Short problem> Scan the data below for the string "Warehouse". Show every line where it turns up.

** Start **

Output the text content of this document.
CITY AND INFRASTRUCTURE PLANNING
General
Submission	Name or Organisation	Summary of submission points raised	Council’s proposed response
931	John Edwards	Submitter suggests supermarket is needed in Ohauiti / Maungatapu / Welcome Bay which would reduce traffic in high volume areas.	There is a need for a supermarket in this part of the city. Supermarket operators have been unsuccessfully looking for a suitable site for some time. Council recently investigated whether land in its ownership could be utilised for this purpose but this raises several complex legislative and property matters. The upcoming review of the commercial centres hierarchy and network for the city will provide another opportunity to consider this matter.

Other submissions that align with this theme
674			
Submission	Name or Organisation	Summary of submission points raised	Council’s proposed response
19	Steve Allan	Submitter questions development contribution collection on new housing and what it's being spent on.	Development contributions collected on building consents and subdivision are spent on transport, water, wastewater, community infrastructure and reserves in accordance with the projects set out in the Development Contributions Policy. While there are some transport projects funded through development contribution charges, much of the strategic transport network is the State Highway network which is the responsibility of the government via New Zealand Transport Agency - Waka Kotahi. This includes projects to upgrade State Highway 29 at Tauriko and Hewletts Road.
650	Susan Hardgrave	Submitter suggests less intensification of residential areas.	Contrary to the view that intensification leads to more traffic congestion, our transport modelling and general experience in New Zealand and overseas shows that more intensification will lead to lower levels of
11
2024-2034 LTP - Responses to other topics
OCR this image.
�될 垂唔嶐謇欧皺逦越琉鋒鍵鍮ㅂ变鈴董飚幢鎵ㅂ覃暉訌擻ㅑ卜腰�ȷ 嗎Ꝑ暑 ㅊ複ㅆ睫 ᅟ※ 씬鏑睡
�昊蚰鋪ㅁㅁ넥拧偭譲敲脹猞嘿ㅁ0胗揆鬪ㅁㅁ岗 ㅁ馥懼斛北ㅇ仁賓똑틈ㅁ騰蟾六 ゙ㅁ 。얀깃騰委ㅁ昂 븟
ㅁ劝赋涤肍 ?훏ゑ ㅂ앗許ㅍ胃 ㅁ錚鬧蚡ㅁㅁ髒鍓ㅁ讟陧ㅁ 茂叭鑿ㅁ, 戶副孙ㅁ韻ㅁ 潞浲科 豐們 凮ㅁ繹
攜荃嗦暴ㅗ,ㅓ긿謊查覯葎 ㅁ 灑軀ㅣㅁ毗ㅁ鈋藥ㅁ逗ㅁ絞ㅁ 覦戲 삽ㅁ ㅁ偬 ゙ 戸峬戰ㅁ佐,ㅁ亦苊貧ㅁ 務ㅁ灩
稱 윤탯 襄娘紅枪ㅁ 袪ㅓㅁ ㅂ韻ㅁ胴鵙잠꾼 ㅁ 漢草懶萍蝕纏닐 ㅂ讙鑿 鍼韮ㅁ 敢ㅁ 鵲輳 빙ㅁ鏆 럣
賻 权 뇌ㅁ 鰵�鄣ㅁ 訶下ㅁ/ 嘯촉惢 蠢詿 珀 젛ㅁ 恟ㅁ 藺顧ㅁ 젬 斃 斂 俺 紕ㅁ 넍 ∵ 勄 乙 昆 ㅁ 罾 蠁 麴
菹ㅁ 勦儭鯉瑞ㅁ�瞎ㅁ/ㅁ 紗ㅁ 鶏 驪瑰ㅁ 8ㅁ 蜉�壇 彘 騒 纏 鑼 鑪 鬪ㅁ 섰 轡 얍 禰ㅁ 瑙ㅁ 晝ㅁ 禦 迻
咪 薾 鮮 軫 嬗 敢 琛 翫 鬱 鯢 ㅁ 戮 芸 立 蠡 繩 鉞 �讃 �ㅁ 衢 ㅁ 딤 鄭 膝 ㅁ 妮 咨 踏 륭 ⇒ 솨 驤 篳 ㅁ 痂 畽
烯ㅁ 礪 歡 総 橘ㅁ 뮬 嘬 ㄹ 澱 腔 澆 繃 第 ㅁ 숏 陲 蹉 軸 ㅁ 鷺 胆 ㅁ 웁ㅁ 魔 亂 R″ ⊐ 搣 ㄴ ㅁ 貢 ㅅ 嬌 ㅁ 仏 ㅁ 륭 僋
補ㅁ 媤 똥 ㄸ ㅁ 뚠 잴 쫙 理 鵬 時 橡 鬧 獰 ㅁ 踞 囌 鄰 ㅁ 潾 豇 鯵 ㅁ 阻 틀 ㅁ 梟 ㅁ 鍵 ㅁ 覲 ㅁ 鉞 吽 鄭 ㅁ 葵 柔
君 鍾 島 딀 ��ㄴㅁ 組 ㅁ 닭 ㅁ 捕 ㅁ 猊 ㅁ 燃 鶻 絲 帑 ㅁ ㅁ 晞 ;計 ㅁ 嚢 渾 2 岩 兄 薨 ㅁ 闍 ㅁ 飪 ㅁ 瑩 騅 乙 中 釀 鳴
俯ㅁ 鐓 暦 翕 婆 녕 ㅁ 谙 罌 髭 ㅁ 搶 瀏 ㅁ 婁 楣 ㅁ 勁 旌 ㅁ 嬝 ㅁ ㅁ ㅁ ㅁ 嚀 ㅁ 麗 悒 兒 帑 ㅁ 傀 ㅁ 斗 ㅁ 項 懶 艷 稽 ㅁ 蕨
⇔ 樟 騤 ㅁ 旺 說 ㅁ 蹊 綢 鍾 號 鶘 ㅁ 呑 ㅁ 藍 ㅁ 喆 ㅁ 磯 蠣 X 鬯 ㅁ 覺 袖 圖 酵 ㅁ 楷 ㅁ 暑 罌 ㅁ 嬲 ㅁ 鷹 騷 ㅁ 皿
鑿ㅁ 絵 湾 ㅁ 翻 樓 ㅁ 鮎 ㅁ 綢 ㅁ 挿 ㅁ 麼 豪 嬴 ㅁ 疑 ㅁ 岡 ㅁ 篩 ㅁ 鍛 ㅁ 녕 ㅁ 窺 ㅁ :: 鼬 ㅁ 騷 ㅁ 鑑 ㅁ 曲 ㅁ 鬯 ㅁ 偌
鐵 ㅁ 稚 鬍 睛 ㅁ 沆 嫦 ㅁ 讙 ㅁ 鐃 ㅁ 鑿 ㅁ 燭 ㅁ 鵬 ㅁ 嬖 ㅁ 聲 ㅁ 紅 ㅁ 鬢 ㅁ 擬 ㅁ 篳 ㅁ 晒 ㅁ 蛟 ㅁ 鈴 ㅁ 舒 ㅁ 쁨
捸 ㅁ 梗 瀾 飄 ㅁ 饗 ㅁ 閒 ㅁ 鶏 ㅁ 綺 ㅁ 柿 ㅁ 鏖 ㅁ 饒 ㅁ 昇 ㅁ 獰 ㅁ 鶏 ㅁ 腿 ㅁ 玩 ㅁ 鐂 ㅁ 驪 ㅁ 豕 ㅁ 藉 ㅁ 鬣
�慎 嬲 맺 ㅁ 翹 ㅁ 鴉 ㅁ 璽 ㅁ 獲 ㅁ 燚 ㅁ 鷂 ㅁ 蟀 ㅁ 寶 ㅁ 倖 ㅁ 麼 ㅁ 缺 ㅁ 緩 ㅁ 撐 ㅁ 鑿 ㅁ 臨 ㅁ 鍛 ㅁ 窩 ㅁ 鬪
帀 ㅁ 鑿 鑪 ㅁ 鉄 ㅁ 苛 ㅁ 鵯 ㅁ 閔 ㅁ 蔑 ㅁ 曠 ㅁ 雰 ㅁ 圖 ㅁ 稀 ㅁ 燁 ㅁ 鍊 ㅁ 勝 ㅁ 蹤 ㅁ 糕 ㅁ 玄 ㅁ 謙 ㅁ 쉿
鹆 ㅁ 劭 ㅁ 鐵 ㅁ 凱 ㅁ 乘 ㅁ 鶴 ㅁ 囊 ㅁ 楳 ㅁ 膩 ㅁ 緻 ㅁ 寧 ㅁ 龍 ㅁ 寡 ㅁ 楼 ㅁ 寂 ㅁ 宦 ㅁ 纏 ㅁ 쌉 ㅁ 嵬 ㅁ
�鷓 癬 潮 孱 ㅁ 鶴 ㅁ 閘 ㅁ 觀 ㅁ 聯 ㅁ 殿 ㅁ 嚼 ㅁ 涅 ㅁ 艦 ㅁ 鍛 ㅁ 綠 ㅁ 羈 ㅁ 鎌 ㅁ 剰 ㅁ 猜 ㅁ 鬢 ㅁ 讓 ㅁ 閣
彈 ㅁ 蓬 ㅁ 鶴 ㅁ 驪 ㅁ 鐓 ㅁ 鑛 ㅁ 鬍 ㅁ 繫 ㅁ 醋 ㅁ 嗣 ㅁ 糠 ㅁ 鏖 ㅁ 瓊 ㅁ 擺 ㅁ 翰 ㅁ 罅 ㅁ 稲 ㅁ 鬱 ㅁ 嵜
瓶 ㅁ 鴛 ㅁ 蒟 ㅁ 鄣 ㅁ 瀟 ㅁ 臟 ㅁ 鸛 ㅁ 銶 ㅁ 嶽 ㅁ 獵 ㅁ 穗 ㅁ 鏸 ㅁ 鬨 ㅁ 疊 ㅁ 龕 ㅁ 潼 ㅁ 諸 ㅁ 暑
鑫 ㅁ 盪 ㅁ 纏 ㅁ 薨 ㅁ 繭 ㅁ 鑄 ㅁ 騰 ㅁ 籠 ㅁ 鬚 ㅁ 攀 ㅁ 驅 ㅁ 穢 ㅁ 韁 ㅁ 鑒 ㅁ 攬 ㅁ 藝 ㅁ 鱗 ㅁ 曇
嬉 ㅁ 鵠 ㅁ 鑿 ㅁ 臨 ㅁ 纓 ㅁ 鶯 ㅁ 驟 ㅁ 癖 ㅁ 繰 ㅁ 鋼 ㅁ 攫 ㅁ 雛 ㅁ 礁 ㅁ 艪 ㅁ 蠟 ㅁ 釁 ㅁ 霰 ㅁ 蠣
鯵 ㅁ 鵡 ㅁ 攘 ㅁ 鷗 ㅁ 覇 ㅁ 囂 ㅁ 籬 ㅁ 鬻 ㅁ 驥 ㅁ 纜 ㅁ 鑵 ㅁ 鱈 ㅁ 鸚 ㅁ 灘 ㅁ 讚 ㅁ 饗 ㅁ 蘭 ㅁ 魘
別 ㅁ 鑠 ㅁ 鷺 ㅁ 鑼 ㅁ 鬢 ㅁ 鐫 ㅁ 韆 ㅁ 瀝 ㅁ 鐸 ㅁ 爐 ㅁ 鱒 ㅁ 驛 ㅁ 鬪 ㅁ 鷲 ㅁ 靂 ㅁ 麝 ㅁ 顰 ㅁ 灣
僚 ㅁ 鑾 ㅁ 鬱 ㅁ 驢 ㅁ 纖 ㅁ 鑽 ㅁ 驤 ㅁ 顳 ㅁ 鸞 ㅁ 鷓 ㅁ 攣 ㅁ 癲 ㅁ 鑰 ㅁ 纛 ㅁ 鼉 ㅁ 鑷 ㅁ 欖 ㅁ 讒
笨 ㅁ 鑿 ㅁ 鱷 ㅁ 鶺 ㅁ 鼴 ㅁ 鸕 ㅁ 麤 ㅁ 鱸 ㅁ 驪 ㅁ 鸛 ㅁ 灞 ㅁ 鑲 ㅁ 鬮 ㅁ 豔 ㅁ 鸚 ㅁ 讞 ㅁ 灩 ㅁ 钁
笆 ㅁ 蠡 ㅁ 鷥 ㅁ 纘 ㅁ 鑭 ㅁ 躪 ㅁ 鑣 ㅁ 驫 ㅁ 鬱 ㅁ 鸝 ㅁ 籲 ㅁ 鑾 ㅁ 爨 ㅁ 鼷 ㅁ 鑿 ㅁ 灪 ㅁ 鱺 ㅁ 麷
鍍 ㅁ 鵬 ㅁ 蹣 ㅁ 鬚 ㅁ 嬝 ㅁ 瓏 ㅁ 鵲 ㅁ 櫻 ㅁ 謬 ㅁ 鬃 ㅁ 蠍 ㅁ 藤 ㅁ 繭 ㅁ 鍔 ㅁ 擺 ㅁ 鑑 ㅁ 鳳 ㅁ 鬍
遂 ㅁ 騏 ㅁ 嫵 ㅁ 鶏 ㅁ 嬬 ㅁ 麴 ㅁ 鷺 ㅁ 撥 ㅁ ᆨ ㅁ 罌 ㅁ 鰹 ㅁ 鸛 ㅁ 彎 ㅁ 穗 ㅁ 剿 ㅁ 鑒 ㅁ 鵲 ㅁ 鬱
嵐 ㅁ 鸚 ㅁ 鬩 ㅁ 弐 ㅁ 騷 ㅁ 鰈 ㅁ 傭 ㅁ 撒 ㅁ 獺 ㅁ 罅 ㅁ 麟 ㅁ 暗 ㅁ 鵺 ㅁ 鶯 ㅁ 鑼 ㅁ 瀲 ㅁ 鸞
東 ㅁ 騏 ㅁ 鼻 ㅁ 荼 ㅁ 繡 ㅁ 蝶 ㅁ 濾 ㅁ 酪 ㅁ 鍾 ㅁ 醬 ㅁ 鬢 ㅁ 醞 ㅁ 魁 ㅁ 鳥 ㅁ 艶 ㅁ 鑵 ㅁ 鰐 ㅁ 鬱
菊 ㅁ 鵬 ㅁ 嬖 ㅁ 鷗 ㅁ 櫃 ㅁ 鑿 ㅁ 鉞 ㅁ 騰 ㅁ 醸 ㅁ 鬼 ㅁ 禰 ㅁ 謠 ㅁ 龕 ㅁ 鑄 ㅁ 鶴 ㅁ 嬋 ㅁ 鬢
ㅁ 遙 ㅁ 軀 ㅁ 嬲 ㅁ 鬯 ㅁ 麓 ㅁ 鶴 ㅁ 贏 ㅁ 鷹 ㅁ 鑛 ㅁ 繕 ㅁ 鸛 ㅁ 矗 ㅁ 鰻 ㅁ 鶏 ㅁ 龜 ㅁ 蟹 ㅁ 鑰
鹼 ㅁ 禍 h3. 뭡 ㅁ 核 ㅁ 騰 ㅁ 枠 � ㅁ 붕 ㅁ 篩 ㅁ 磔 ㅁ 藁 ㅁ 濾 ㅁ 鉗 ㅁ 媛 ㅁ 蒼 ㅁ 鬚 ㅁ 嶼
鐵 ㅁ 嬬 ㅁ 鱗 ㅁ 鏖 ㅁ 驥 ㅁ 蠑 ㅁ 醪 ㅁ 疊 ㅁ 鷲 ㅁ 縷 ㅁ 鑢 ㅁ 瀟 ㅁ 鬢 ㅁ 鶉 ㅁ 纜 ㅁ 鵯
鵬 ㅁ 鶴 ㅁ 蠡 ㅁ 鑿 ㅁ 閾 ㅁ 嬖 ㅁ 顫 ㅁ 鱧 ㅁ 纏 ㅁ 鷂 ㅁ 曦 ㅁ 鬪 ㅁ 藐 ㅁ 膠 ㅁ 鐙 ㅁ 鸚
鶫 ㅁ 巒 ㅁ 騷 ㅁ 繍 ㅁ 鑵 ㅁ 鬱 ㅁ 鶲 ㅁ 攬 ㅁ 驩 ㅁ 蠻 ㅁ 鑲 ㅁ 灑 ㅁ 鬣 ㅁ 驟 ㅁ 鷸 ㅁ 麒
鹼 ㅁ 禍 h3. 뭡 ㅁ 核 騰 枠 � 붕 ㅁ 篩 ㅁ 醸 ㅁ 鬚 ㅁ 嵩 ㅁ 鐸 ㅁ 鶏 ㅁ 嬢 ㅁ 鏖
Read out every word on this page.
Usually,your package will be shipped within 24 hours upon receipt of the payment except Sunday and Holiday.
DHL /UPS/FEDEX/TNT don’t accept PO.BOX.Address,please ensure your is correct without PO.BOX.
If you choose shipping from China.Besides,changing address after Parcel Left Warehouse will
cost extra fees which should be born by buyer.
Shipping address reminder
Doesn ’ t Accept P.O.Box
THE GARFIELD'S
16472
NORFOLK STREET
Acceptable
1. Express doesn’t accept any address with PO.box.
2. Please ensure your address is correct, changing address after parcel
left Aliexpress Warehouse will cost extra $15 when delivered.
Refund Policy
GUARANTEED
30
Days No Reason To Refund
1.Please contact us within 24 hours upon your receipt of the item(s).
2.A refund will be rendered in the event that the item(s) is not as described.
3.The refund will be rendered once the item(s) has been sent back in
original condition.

** End **

Result below>
If you choose shipping from China.Besides,changing address after Parcel Left Warehouse will
left Aliexpress Warehouse will cost extra $15 when delivered.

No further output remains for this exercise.